§ Data shown:
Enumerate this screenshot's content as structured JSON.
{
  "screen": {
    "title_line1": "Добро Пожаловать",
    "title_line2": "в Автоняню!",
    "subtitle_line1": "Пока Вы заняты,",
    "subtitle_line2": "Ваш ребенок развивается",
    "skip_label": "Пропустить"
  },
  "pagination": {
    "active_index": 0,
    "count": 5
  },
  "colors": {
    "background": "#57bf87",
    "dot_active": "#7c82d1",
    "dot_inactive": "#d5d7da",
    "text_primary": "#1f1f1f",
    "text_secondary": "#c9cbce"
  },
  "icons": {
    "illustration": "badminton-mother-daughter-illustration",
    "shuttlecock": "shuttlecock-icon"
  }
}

§ Objective:
Retype every entry word for word.

§ Solution:
Enumerate this screenshot's content as structured JSON.
{
  "screen": {
    "title_line1": "Добро Пожаловать",
    "title_line2": "в Автоняню!",
    "subtitle_line1": "Пока Вы заняты,",
    "subtitle_line2": "Ваш ребенок развивается",
    "skip_label": "Пропустить"
  },
  "pagination": {
    "active_index": 0,
    "count": 5
  },
  "colors": {
    "background": "#57bf87",
    "dot_active": "#7c82d1",
    "dot_inactive": "#d5d7da",
    "text_primary": "#1f1f1f",
    "text_secondary": "#c9cbce"
  },
  "icons": {
    "illustration": "badminton-mother-daughter-illustration",
    "shuttlecock": "shuttlecock-icon"
  }
}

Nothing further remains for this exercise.